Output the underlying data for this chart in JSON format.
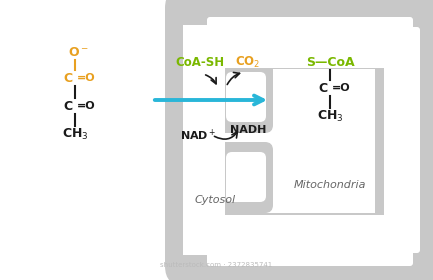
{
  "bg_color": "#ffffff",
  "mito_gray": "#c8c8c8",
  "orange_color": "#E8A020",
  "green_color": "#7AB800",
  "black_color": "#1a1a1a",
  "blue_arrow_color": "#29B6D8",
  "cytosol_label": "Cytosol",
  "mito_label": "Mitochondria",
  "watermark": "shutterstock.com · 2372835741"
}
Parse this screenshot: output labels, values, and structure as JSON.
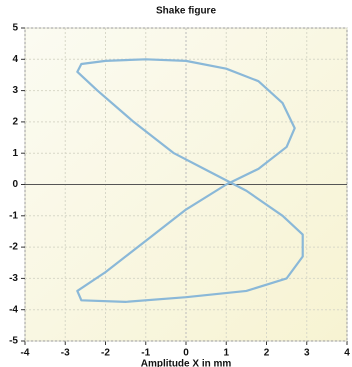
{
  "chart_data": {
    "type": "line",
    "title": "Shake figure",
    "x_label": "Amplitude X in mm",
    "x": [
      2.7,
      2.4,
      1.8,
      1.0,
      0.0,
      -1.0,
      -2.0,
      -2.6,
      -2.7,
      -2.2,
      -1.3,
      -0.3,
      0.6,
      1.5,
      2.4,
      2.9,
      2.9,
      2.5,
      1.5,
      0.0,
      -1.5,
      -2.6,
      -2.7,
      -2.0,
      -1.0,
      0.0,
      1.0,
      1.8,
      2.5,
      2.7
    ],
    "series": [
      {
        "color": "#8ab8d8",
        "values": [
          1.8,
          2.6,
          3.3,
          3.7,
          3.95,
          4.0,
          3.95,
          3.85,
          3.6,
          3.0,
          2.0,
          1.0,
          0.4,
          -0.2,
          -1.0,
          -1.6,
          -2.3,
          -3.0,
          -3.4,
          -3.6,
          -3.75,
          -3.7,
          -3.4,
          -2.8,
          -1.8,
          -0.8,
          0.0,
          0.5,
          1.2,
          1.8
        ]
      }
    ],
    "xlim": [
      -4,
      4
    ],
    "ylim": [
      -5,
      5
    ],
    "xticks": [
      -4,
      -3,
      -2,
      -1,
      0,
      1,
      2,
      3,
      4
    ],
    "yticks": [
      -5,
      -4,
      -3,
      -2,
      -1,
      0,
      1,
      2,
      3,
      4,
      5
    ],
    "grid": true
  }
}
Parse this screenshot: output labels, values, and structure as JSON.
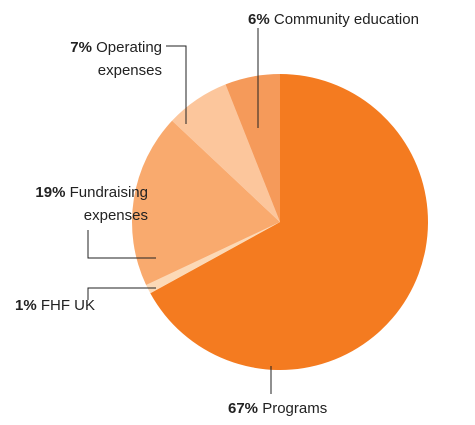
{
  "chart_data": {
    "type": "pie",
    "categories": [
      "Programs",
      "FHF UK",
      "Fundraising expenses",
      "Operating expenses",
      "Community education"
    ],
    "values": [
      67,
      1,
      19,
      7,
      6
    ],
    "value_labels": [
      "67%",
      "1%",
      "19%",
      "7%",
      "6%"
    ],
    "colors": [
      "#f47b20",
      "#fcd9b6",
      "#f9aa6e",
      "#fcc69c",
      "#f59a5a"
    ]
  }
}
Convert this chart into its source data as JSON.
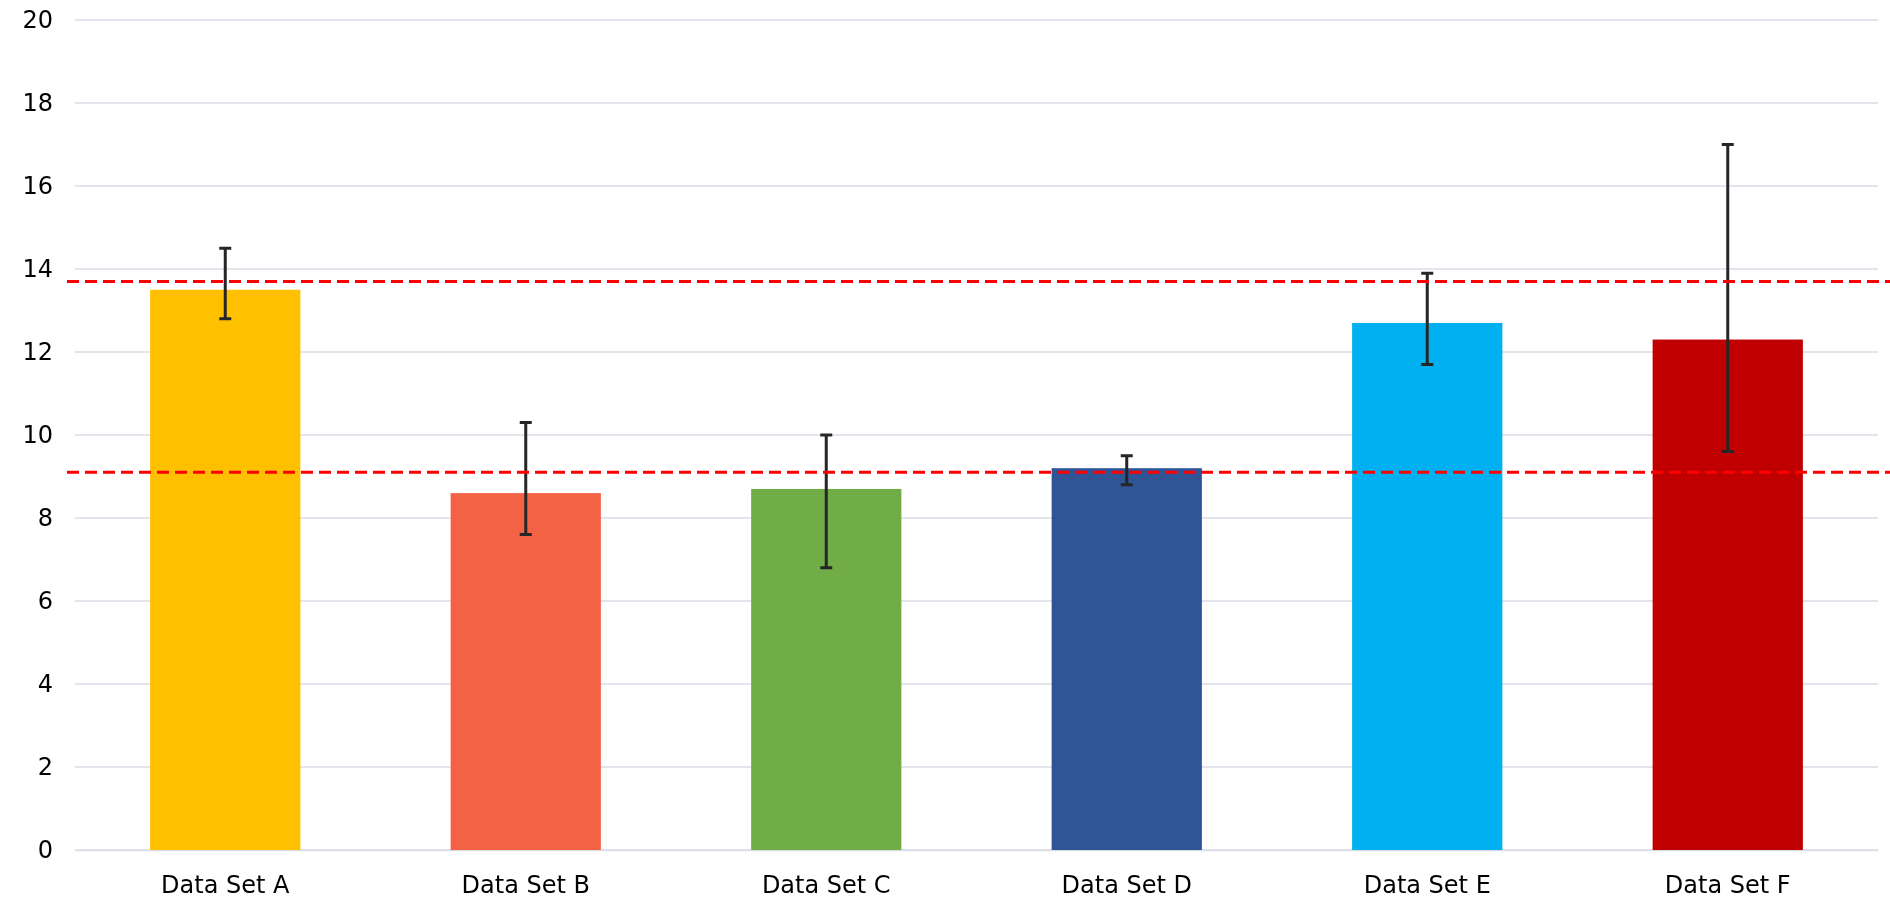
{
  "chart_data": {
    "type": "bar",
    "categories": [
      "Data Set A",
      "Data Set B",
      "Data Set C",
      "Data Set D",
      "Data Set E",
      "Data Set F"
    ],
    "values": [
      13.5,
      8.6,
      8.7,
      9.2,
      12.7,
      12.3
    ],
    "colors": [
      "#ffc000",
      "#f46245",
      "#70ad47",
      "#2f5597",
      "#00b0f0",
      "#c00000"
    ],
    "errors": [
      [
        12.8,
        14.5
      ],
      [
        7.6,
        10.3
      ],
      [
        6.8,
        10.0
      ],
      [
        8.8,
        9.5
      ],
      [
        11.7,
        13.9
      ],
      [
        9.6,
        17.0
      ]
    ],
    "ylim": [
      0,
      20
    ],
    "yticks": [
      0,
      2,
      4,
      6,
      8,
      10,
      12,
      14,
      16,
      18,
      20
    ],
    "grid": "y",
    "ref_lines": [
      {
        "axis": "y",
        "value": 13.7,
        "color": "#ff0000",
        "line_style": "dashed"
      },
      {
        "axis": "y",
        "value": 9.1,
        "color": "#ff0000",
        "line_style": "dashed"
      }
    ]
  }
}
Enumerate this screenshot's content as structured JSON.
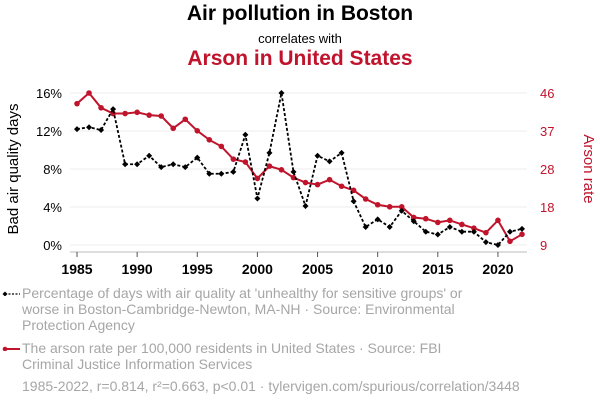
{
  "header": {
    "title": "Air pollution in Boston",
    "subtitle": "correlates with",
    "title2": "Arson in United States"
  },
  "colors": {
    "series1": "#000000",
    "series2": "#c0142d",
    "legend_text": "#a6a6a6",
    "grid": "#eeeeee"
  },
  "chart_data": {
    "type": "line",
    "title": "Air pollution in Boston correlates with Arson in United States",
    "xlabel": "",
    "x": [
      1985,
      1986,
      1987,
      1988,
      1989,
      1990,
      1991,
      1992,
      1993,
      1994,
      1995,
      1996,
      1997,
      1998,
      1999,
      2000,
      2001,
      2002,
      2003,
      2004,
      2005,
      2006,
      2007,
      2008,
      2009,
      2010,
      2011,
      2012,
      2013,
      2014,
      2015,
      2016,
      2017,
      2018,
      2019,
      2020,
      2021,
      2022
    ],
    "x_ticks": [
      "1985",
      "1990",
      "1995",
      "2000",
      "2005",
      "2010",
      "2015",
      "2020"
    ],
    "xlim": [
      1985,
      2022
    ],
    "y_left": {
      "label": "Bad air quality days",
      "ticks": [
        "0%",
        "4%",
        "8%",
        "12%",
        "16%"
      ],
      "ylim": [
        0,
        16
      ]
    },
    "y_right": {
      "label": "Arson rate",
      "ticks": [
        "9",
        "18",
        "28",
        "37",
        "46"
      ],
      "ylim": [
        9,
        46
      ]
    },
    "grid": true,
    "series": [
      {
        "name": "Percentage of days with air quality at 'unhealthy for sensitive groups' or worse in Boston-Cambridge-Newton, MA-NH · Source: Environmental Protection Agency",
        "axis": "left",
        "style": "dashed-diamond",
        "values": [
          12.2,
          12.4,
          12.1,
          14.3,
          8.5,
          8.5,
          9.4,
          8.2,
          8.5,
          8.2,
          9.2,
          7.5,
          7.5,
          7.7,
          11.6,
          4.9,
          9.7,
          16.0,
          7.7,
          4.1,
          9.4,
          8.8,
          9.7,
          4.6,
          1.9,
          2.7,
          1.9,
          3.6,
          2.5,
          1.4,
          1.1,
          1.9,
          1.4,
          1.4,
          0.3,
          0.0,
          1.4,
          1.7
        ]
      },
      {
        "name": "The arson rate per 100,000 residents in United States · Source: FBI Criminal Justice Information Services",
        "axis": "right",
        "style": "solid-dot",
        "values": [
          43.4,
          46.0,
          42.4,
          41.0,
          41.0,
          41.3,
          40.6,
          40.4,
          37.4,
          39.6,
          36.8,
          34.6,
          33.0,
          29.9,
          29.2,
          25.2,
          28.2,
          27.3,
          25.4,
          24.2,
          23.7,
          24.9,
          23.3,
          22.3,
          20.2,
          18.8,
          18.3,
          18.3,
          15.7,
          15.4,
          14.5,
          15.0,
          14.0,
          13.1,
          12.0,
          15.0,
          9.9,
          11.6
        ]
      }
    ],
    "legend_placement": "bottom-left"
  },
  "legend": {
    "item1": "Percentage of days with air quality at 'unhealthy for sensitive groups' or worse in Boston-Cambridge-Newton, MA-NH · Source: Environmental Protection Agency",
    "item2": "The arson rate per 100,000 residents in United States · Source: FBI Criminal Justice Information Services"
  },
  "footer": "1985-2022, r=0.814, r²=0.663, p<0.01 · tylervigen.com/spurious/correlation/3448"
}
---+---
Scan the listing above for the word "residents" and copy every line that holds it.

        "name": "The arson rate per 100,000 residents in United States · Source: FBI Criminal Justice Information Services",
    "item2": "The arson rate per 100,000 residents in United States · Source: FBI Criminal Justice Information Services"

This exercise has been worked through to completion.